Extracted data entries
···

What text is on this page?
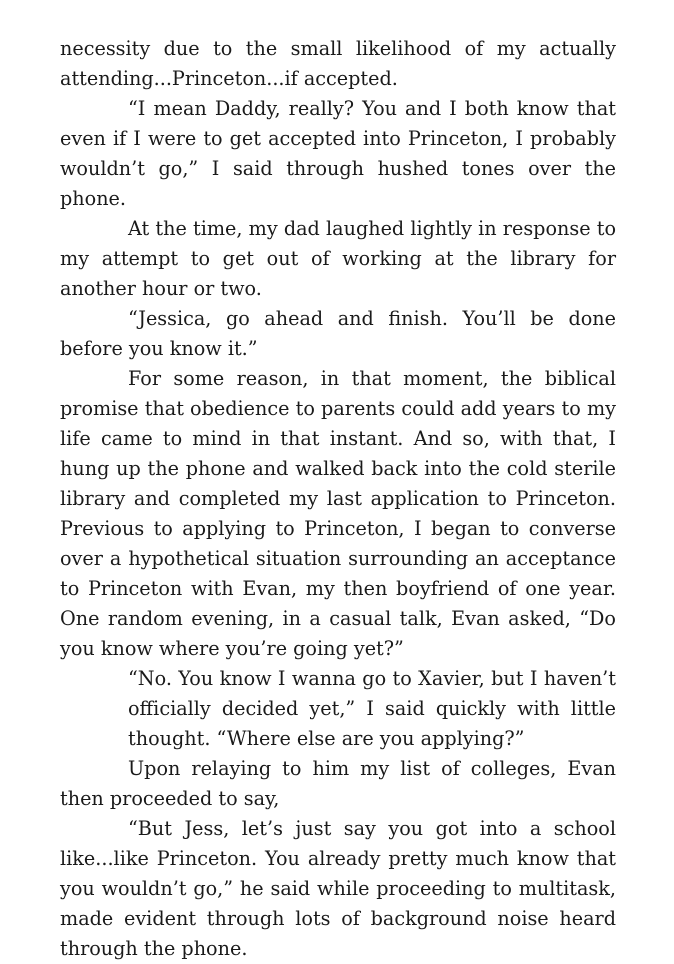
necessity due to the small likelihood of my actually attending...Princeton...if accepted.

“I mean Daddy, really? You and I both know that even if I were to get accepted into Princeton, I probably wouldn’t go,” I said through hushed tones over the phone.

At the time, my dad laughed lightly in response to my attempt to get out of working at the library for another hour or two.

“Jessica, go ahead and finish. You’ll be done before you know it.”

For some reason, in that moment, the biblical promise that obedience to parents could add years to my life came to mind in that instant. And so, with that, I hung up the phone and walked back into the cold sterile library and completed my last application to Princeton. Previous to applying to Princeton, I began to converse over a hypothetical situation surrounding an acceptance to Princeton with Evan, my then boyfriend of one year. One random evening, in a casual talk, Evan asked, “Do you know where you’re going yet?”

“No. You know I wanna go to Xavier, but I haven’t officially decided yet,” I said quickly with little thought. “Where else are you applying?”

Upon relaying to him my list of colleges, Evan then proceeded to say,

“But Jess, let’s just say you got into a school like...like Princeton. You already pretty much know that you wouldn’t go,” he said while proceeding to multitask, made evident through lots of background noise heard through the phone.
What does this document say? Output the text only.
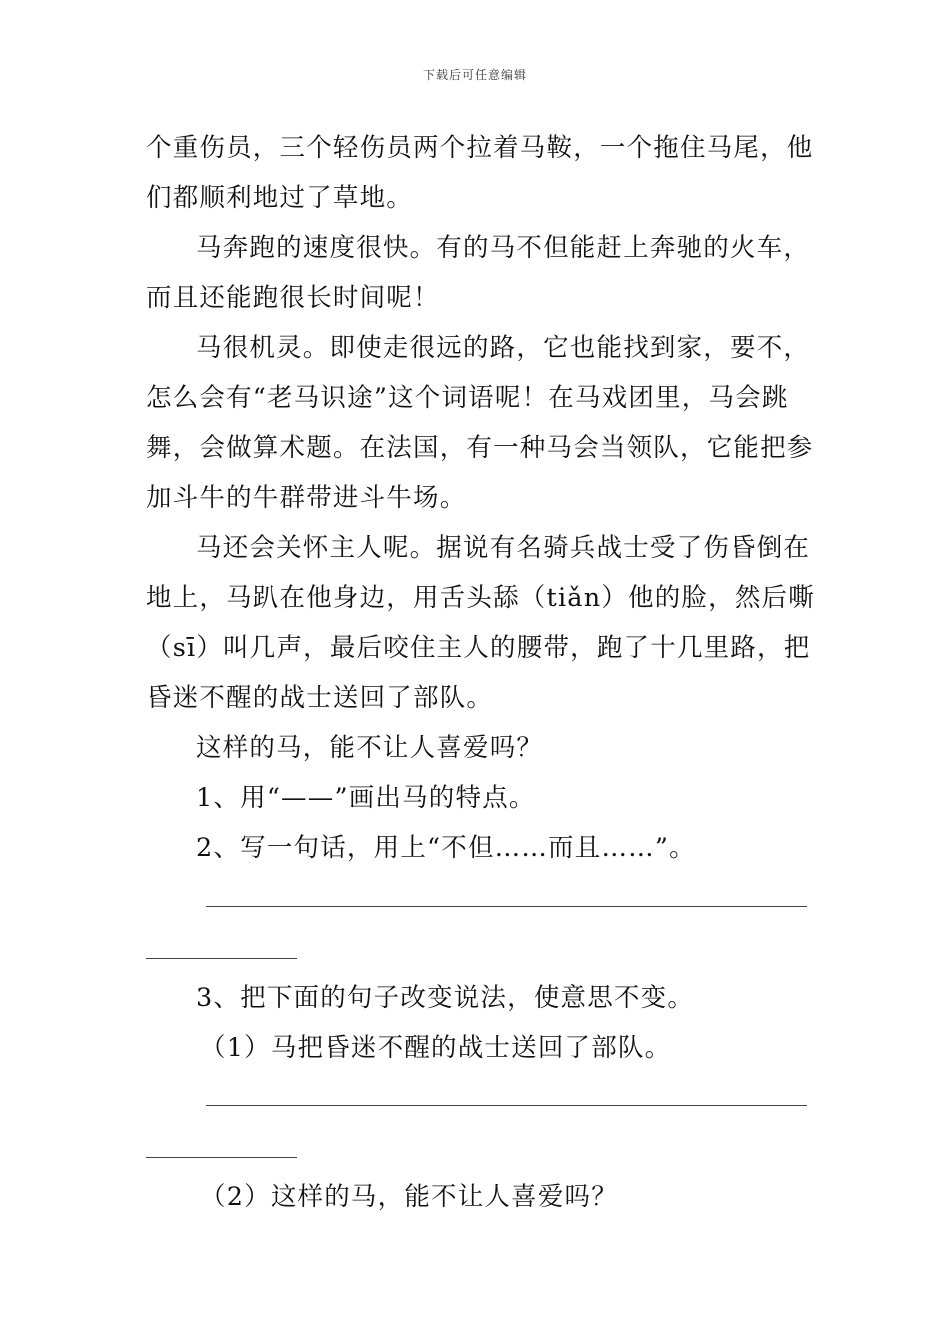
下载后可任意编辑
个重伤员，三个轻伤员两个拉着马鞍，一个拖住马尾，他
们都顺利地过了草地。
马奔跑的速度很快。有的马不但能赶上奔驰的火车，
而且还能跑很长时间呢！
马很机灵。即使走很远的路，它也能找到家，要不，
怎么会有“老马识途”这个词语呢！在马戏团里，马会跳
舞，会做算术题。在法国，有一种马会当领队，它能把参
加斗牛的牛群带进斗牛场。
马还会关怀主人呢。据说有名骑兵战士受了伤昏倒在
地上，马趴在他身边，用舌头舔（tiǎn）他的脸，然后嘶
（sī）叫几声，最后咬住主人的腰带，跑了十几里路，把
昏迷不醒的战士送回了部队。
这样的马，能不让人喜爱吗？
1、用“——”画出马的特点。
2、写一句话，用上“不但……而且……”。
3、把下面的句子改变说法，使意思不变。
（1）马把昏迷不醒的战士送回了部队。
（2）这样的马，能不让人喜爱吗？
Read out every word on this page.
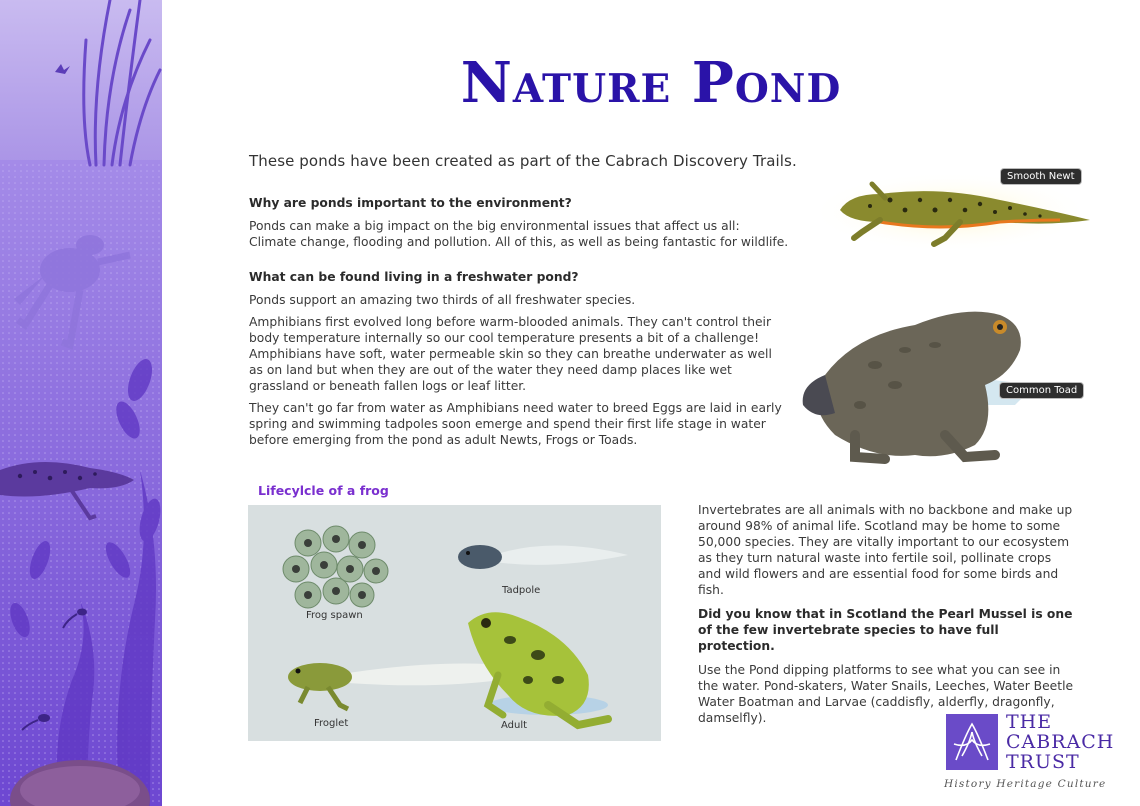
Nature Pond
These ponds have been created as part of the Cabrach Discovery Trails.
Why are ponds important to the environment?

Ponds can make a big impact on the big environmental issues that affect us all: Climate change, flooding and pollution. All of this, as well as being fantastic for wildlife.

What can be found living in a freshwater pond?

Ponds support an amazing two thirds of all freshwater species.

Amphibians first evolved long before warm-blooded animals. They can't control their body temperature internally so our cool temperature presents a bit of a challenge! Amphibians have soft, water permeable skin so they can breathe underwater as well as on land but when they are out of the water they need damp places like wet grassland or beneath fallen logs or leaf litter.

They can't go far from water as Amphibians need water to breed Eggs are laid in early spring and swimming tadpoles soon emerge and spend their first life stage in water before emerging from the pond as adult Newts, Frogs or Toads.

Smooth Newt
Common Toad
Lifecylcle of a frog
Frog spawn
Tadpole
Froglet	Adult

Invertebrates are all animals with no backbone and make up around 98% of animal life. Scotland may be home to some 50,000 species. They are vitally important to our ecosystem as they turn natural waste into fertile soil, pollinate crops and wild flowers and are essential food for some birds and fish.

Did you know that in Scotland the Pearl Mussel is one of the few invertebrate species to have full protection.

Use the Pond dipping platforms to see what you can see in the water. Pond-skaters, Water Snails, Leeches, Water Beetle Water Boatman and Larvae (caddisfly, alderfly, dragonfly, damselfly).	THE
CABRACH
TRUST
History Heritage Culture
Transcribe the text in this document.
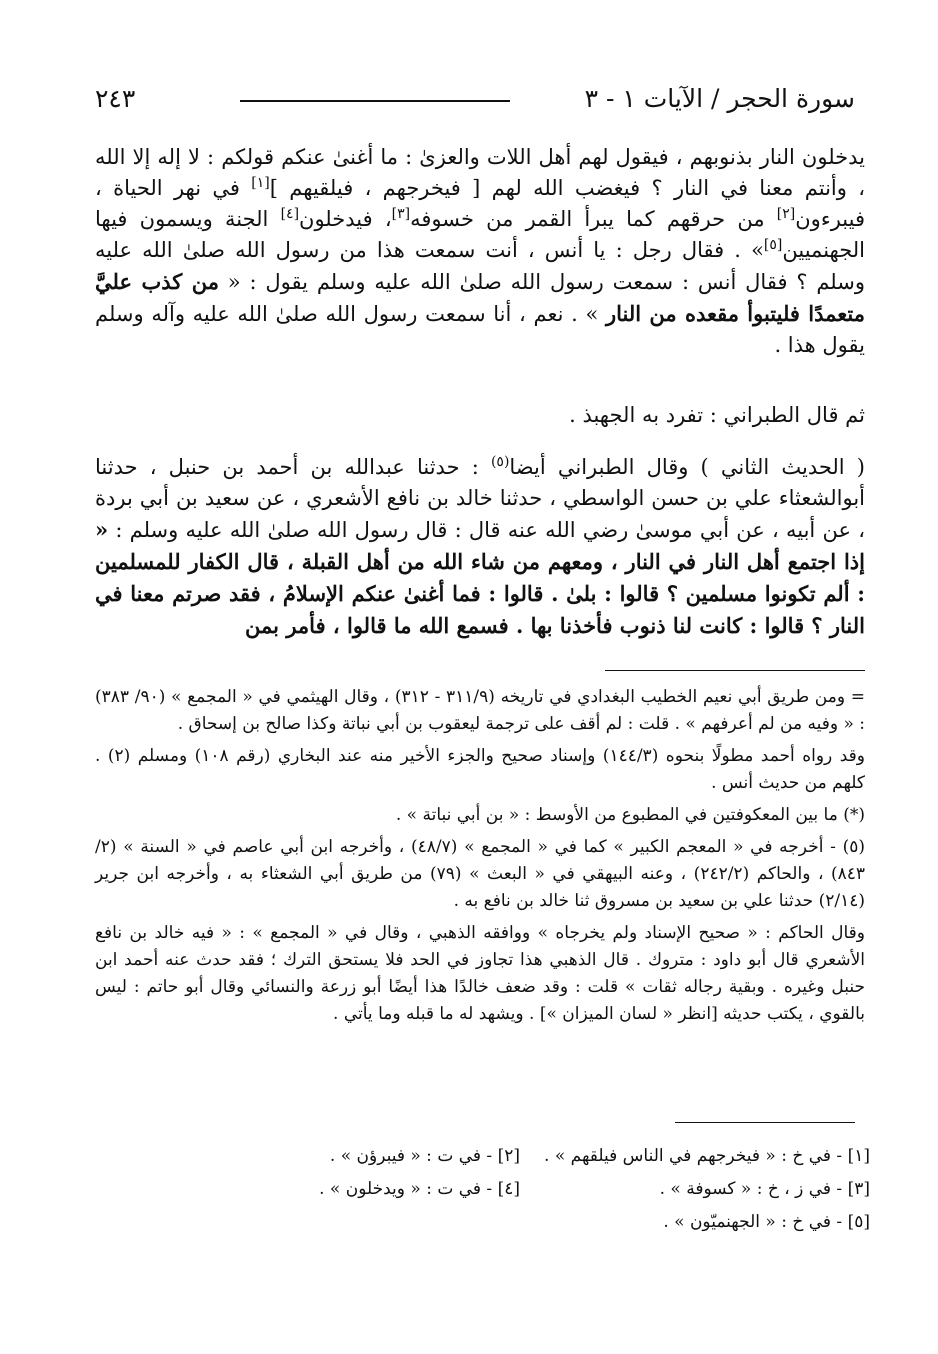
سورة الحجر / الآيات ١ - ٣
٢٤٣

يدخلون النار بذنوبهم ، فيقول لهم أهل اللات والعزىٰ : ما أغنىٰ عنكم قولكم : لا إله إلا الله ، وأنتم معنا في النار ؟ فيغضب الله لهم [ فيخرجهم ، فيلقيهم ][١] في نهر الحياة ، فيبرءون[٢] من حرقهم كما يبرأ القمر من خسوفه[٣]، فيدخلون[٤] الجنة ويسمون فيها الجهنميين[٥]» . فقال رجل : يا أنس ، أنت سمعت هذا من رسول الله صلىٰ الله عليه وسلم ؟ فقال أنس : سمعت رسول الله صلىٰ الله عليه وسلم يقول : « من كذب عليَّ متعمدًا فليتبوأ مقعده من النار » . نعم ، أنا سمعت رسول الله صلىٰ الله عليه وآله وسلم يقول هذا .

ثم قال الطبراني : تفرد به الجهبذ .

( الحديث الثاني ) وقال الطبراني أيضا$^{(٥)}$ : حدثنا عبدالله بن أحمد بن حنبل ، حدثنا أبوالشعثاء علي بن حسن الواسطي ، حدثنا خالد بن نافع الأشعري ، عن سعيد بن أبي بردة ، عن أبيه ، عن أبي موسىٰ رضي الله عنه قال : قال رسول الله صلىٰ الله عليه وسلم : « إذا اجتمع أهل النار في النار ، ومعهم من شاء الله من أهل القبلة ، قال الكفار للمسلمين : ألم تكونوا مسلمين ؟ قالوا : بلىٰ . قالوا : فما أغنىٰ عنكم الإسلامُ ، فقد صرتم معنا في النار ؟ قالوا : كانت لنا ذنوب فأخذنا بها . فسمع الله ما قالوا ، فأمر بمن

= ومن طريق أبي نعيم الخطيب البغدادي في تاريخه (٣١١/٩ - ٣١٢) ، وقال الهيثمي في « المجمع » (٩٠/ ٣٨٣) : « وفيه من لم أعرفهم » . قلت : لم أقف على ترجمة ليعقوب بن أبي نباتة وكذا صالح بن إسحاق .

وقد رواه أحمد مطولًا بنحوه (١٤٤/٣) وإسناد صحيح والجزء الأخير منه عند البخاري (رقم ١٠٨) ومسلم (٢) . كلهم من حديث أنس .

(*) ما بين المعكوفتين في المطبوع من الأوسط : « بن أبي نباتة » .

(٥) - أخرجه في « المعجم الكبير » كما في « المجمع » (٤٨/٧) ، وأخرجه ابن أبي عاصم في « السنة » (٢/ ٨٤٣) ، والحاكم (٢٤٢/٢) ، وعنه البيهقي في « البعث » (٧٩) من طريق أبي الشعثاء به ، وأخرجه ابن جرير (٢/١٤) حدثنا علي بن سعيد بن مسروق ثنا خالد بن نافع به .

وقال الحاكم : « صحيح الإسناد ولم يخرجاه » ووافقه الذهبي ، وقال في « المجمع » : « فيه خالد بن نافع الأشعري قال أبو داود : متروك . قال الذهبي هذا تجاوز في الحد فلا يستحق الترك ؛ فقد حدث عنه أحمد ابن حنبل وغيره . وبقية رجاله ثقات » قلت : وقد ضعف خالدًا هذا أيضًا أبو زرعة والنسائي وقال أبو حاتم : ليس بالقوي ، يكتب حديثه [انظر « لسان الميزان »] . ويشهد له ما قبله وما يأتي .

[١] - في خ : « فيخرجهم في الناس فيلقهم » .
[٢] - في ت : « فيبرؤن » .
[٣] - في ز ، خ : « كسوفة » .
[٤] - في ت : « ويدخلون » .
[٥] - في خ : « الجهنميّون » .
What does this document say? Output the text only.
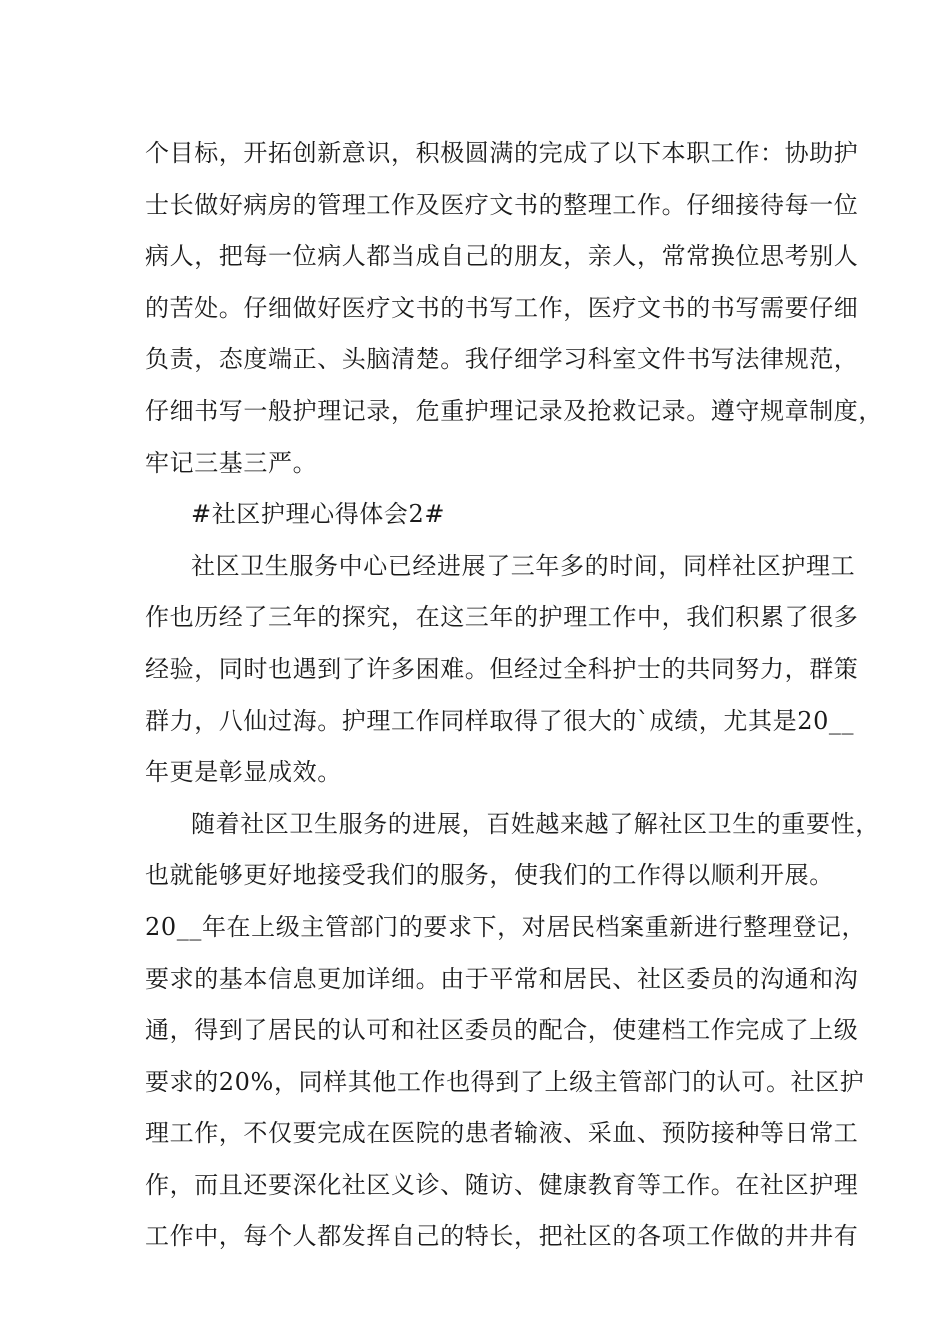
个目标，开拓创新意识，积极圆满的完成了以下本职工作：协助护
士长做好病房的管理工作及医疗文书的整理工作。仔细接待每一位
病人，把每一位病人都当成自己的朋友，亲人，常常换位思考别人
的苦处。仔细做好医疗文书的书写工作，医疗文书的书写需要仔细
负责，态度端正、头脑清楚。我仔细学习科室文件书写法律规范，
仔细书写一般护理记录，危重护理记录及抢救记录。遵守规章制度，
牢记三基三严。
#社区护理心得体会2#
社区卫生服务中心已经进展了三年多的时间，同样社区护理工
作也历经了三年的探究，在这三年的护理工作中，我们积累了很多
经验，同时也遇到了许多困难。但经过全科护士的共同努力，群策
群力，八仙过海。护理工作同样取得了很大的`成绩，尤其是20__
年更是彰显成效。
随着社区卫生服务的进展，百姓越来越了解社区卫生的重要性，
也就能够更好地接受我们的服务，使我们的工作得以顺利开展。
20__年在上级主管部门的要求下，对居民档案重新进行整理登记，
要求的基本信息更加详细。由于平常和居民、社区委员的沟通和沟
通，得到了居民的认可和社区委员的配合，使建档工作完成了上级
要求的20%，同样其他工作也得到了上级主管部门的认可。社区护
理工作，不仅要完成在医院的患者输液、采血、预防接种等日常工
作，而且还要深化社区义诊、随访、健康教育等工作。在社区护理
工作中，每个人都发挥自己的特长，把社区的各项工作做的井井有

···

### EXERCISE REQUIREMENTS
Copy each line above containing the string "with".

### ANSWER TO THIS PROBLEM
For some reason, in that moment, the biblical promise that obedience to parents could add years to my life came to mind in that instant. And so, with that, I hung up the phone and walked back into the cold sterile library and completed my last application to Princeton. Previous to applying to Princeton, I began to converse over a hypothetical situation surrounding an acceptance to Princeton with Evan, my then boyfriend of one year. One random evening, in a casual talk, Evan asked, “Do you know where you’re going yet?”
“No. You know I wanna go to Xavier, but I haven’t officially decided yet,” I said quickly with little thought. “Where else are you applying?”
Invertebrates are all animals with no backbone and make up around 98% of animal life. Scotland may be home to some 50,000 species. They are vitally important to our ecosystem as they turn natural waste into fertile soil, pollinate crops and wild flowers and are essential food for some birds and fish.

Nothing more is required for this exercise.